# DATA EXTRACT start

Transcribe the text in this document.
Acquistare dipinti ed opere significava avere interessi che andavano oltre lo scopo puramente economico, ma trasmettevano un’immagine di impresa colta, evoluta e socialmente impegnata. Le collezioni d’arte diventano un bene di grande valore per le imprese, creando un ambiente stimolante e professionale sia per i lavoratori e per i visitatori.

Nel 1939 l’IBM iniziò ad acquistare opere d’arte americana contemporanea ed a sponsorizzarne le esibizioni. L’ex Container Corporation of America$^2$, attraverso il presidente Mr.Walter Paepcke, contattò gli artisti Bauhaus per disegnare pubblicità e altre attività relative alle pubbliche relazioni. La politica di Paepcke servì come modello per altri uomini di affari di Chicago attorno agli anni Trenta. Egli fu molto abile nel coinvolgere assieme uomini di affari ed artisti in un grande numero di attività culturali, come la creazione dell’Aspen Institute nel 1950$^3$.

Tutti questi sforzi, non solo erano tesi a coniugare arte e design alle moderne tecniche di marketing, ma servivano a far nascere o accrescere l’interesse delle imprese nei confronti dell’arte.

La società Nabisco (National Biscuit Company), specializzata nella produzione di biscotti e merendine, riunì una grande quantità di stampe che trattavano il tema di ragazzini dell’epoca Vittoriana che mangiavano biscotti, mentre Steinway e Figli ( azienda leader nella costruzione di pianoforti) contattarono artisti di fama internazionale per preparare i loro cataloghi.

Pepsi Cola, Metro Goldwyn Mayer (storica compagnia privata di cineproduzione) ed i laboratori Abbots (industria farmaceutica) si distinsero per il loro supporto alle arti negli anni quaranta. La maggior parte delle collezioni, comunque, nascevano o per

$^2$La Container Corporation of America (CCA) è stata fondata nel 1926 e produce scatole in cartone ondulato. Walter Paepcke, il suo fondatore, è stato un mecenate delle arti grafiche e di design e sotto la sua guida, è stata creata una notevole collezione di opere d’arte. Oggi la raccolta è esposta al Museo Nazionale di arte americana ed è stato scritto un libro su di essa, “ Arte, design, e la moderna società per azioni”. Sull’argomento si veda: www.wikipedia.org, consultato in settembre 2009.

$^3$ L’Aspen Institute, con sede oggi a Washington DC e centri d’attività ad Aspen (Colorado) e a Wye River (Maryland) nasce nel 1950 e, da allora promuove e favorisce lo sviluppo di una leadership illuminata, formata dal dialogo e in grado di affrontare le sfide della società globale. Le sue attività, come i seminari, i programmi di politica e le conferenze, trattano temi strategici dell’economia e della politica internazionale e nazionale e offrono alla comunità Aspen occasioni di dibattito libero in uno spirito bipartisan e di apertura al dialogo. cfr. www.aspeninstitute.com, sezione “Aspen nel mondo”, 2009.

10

# DATA EXTRACT end

Wherever "imprese" shows up in a line, copy that line.

OUTPUT OF THE TASK:
Acquistare dipinti ed opere significava avere interessi che andavano oltre lo scopo puramente economico, ma trasmettevano un’immagine di impresa colta, evoluta e socialmente impegnata. Le collezioni d’arte diventano un bene di grande valore per le imprese, creando un ambiente stimolante e professionale sia per i lavoratori e per i visitatori.
Tutti questi sforzi, non solo erano tesi a coniugare arte e design alle moderne tecniche di marketing, ma servivano a far nascere o accrescere l’interesse delle imprese nei confronti dell’arte.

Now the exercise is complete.